**What the exercise asks:** Identify the lines that contain the word "this", then copy them.

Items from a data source
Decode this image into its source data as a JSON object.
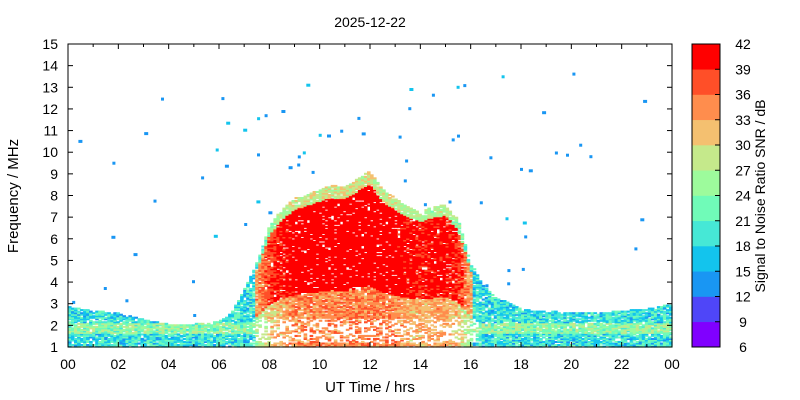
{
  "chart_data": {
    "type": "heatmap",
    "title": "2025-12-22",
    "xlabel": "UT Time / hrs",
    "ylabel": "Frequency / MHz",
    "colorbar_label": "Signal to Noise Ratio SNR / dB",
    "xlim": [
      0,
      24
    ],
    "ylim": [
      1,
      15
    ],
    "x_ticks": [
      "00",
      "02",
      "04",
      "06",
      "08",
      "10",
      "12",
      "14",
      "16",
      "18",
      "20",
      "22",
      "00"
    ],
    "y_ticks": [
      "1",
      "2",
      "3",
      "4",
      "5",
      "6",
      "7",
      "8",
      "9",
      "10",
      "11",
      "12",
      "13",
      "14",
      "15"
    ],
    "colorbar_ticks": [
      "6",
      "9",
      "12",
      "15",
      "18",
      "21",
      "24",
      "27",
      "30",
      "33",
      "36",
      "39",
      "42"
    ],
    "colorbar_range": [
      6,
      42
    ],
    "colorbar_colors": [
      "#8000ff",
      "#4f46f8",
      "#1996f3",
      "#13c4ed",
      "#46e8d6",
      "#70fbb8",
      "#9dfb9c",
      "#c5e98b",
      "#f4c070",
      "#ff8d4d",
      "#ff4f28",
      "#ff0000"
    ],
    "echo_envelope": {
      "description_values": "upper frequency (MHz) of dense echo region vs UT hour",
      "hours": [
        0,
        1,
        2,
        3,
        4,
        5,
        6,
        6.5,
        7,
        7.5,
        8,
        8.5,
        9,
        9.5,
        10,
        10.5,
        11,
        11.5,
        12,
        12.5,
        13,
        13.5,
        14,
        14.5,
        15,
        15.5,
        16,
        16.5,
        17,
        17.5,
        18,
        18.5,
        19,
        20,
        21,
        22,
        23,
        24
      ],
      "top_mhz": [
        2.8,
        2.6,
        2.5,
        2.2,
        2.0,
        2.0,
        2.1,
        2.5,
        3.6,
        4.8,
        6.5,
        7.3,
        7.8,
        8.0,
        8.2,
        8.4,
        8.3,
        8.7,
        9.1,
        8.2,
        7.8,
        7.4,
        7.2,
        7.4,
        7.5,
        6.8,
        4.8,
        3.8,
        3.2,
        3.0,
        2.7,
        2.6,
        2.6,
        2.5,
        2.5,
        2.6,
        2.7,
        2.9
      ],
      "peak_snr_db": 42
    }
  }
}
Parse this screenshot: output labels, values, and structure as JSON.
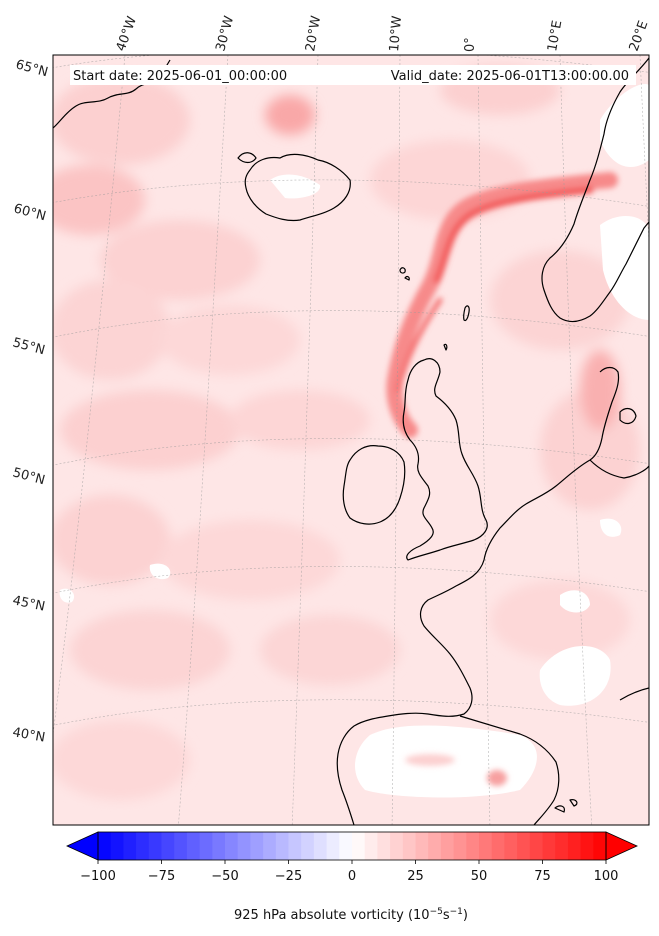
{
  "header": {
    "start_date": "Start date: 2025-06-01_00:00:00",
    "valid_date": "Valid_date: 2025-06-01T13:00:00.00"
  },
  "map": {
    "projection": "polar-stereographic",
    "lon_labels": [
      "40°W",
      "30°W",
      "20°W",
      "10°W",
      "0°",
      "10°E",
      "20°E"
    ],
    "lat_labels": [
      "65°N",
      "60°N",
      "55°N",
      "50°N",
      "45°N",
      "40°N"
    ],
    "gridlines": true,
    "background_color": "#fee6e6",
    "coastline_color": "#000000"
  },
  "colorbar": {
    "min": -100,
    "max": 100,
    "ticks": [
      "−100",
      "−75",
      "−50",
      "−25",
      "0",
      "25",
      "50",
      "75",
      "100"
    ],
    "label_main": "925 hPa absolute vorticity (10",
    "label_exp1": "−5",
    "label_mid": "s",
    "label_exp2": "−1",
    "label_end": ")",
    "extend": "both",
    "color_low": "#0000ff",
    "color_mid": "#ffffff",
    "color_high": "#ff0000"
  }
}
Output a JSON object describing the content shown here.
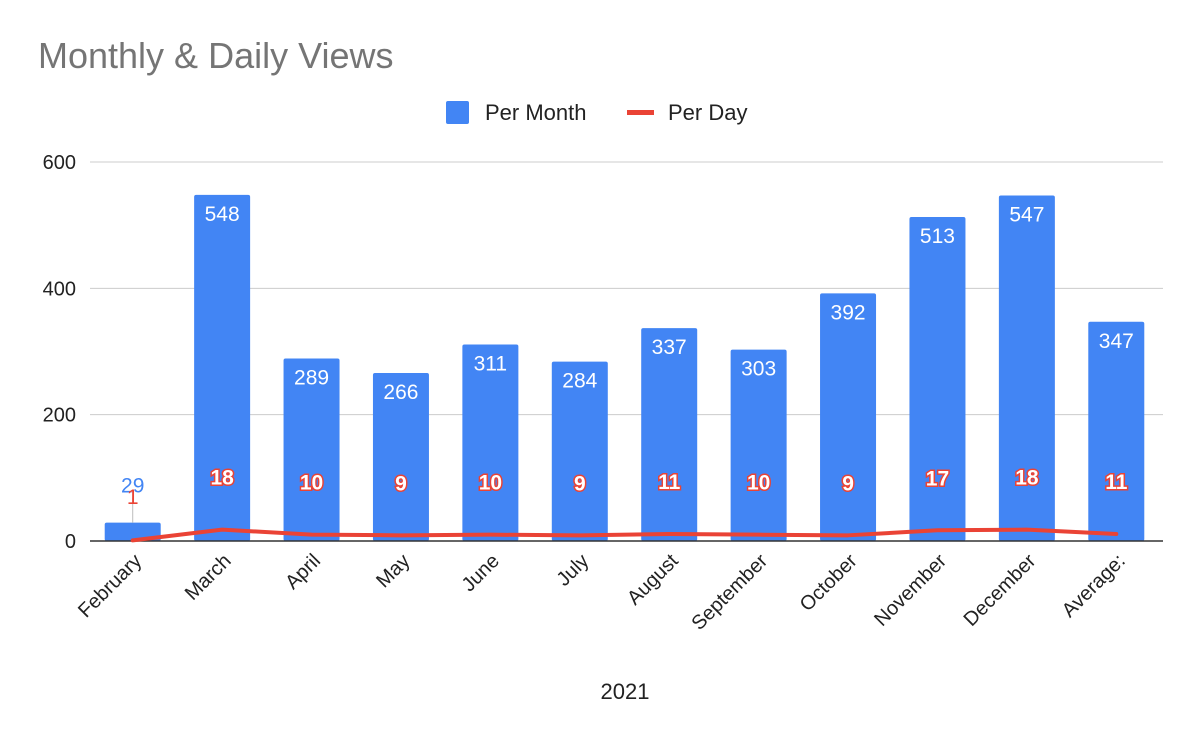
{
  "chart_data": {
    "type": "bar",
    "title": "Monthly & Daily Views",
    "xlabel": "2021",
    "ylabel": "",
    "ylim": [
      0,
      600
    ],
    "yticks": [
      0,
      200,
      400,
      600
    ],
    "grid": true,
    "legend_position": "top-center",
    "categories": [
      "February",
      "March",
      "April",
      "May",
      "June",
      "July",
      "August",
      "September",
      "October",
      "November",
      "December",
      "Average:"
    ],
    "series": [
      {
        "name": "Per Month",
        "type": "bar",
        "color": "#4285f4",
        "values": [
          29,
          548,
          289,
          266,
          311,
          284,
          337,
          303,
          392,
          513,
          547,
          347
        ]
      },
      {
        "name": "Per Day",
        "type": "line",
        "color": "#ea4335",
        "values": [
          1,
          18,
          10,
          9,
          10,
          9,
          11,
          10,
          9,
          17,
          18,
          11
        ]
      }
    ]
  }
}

**Exercise output:**
Decode this image into its source data as a JSON object.
Parse this screenshot: output labels, values, and structure as JSON.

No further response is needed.